» **What the task requires**
Transcribe the records exactly. Pictures do not belong in the transcription.

» **Given data**

· · · · ·

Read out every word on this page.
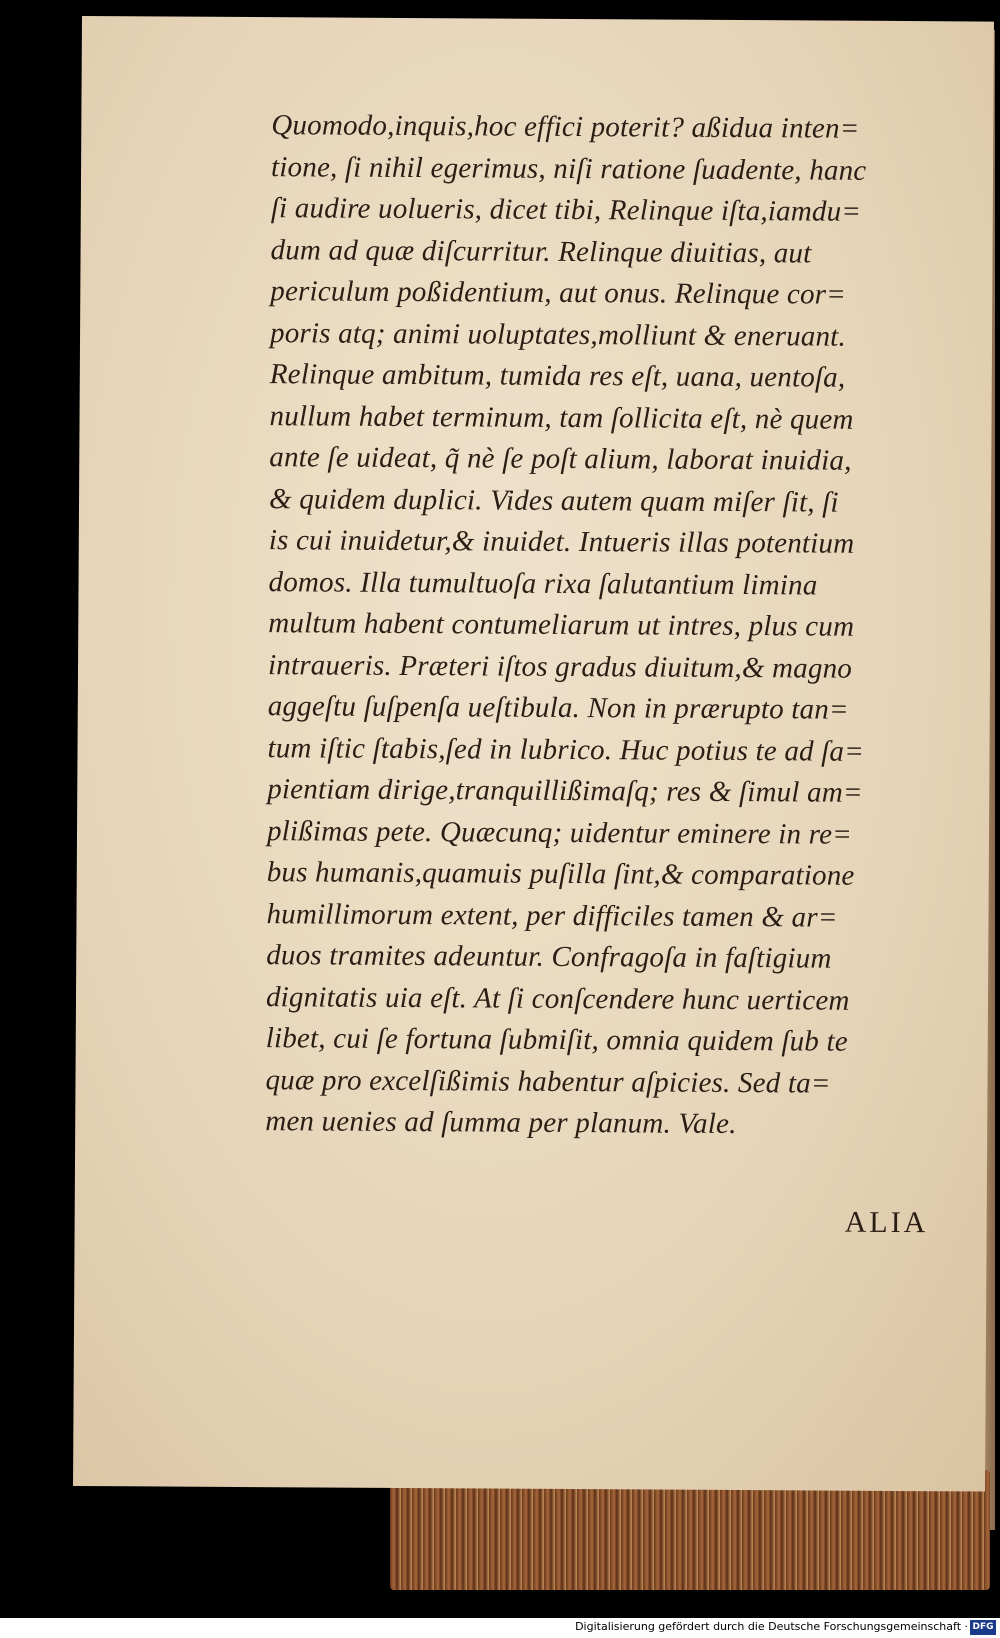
Quomodo,inquis,hoc effici poterit? aßidua inten=
tione, ſi nihil egerimus, niſi ratione ſuadente, hanc
ſi audire uolueris, dicet tibi, Relinque iſta,iamdu=
dum ad quæ diſcurritur. Relinque diuitias, aut
periculum poßidentium, aut onus. Relinque cor=
poris atq; animi uoluptates,molliunt & eneruant.
Relinque ambitum, tumida res eſt, uana, uentoſa,
nullum habet terminum, tam ſollicita eſt, nè quem
ante ſe uideat, q̃ nè ſe poſt alium, laborat inuidia,
& quidem duplici. Vides autem quam miſer ſit, ſi
is cui inuidetur,& inuidet. Intueris illas potentium
domos. Illa tumultuoſa rixa ſalutantium limina
multum habent contumeliarum ut intres, plus cum
intraueris. Præteri iſtos gradus diuitum,& magno
aggeſtu ſuſpenſa ueſtibula. Non in prærupto tan=
tum iſtic ſtabis,ſed in lubrico. Huc potius te ad ſa=
pientiam dirige,tranquillißimaſq; res & ſimul am=
plißimas pete. Quæcunq; uidentur eminere in re=
bus humanis,quamuis puſilla ſint,& comparatione
humillimorum extent, per difficiles tamen & ar=
duos tramites adeuntur. Confragoſa in faſtigium
dignitatis uia eſt. At ſi conſcendere hunc uerticem
libet, cui ſe fortuna ſubmiſit, omnia quidem ſub te
quæ pro excelſißimis habentur aſpicies. Sed ta=
men uenies ad ſumma per planum. Vale.
ALIA
Digitalisierung gefördert durch die Deutsche Forschungsgemeinschaft · DFG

· · · · ·

» **Task response**
Read out every word on this page.
Quomodo,inquis,hoc effici poterit? aßidua inten=
tione, ſi nihil egerimus, niſi ratione ſuadente, hanc
ſi audire uolueris, dicet tibi, Relinque iſta,iamdu=
dum ad quæ diſcurritur. Relinque diuitias, aut
periculum poßidentium, aut onus. Relinque cor=
poris atq; animi uoluptates,molliunt & eneruant.
Relinque ambitum, tumida res eſt, uana, uentoſa,
nullum habet terminum, tam ſollicita eſt, nè quem
ante ſe uideat, q̃ nè ſe poſt alium, laborat inuidia,
& quidem duplici. Vides autem quam miſer ſit, ſi
is cui inuidetur,& inuidet. Intueris illas potentium
domos. Illa tumultuoſa rixa ſalutantium limina
multum habent contumeliarum ut intres, plus cum
intraueris. Præteri iſtos gradus diuitum,& magno
aggeſtu ſuſpenſa ueſtibula. Non in prærupto tan=
tum iſtic ſtabis,ſed in lubrico. Huc potius te ad ſa=
pientiam dirige,tranquillißimaſq; res & ſimul am=
plißimas pete. Quæcunq; uidentur eminere in re=
bus humanis,quamuis puſilla ſint,& comparatione
humillimorum extent, per difficiles tamen & ar=
duos tramites adeuntur. Confragoſa in faſtigium
dignitatis uia eſt. At ſi conſcendere hunc uerticem
libet, cui ſe fortuna ſubmiſit, omnia quidem ſub te
quæ pro excelſißimis habentur aſpicies. Sed ta=
men uenies ad ſumma per planum. Vale.
ALIA
Digitalisierung gefördert durch die Deutsche Forschungsgemeinschaft · DFG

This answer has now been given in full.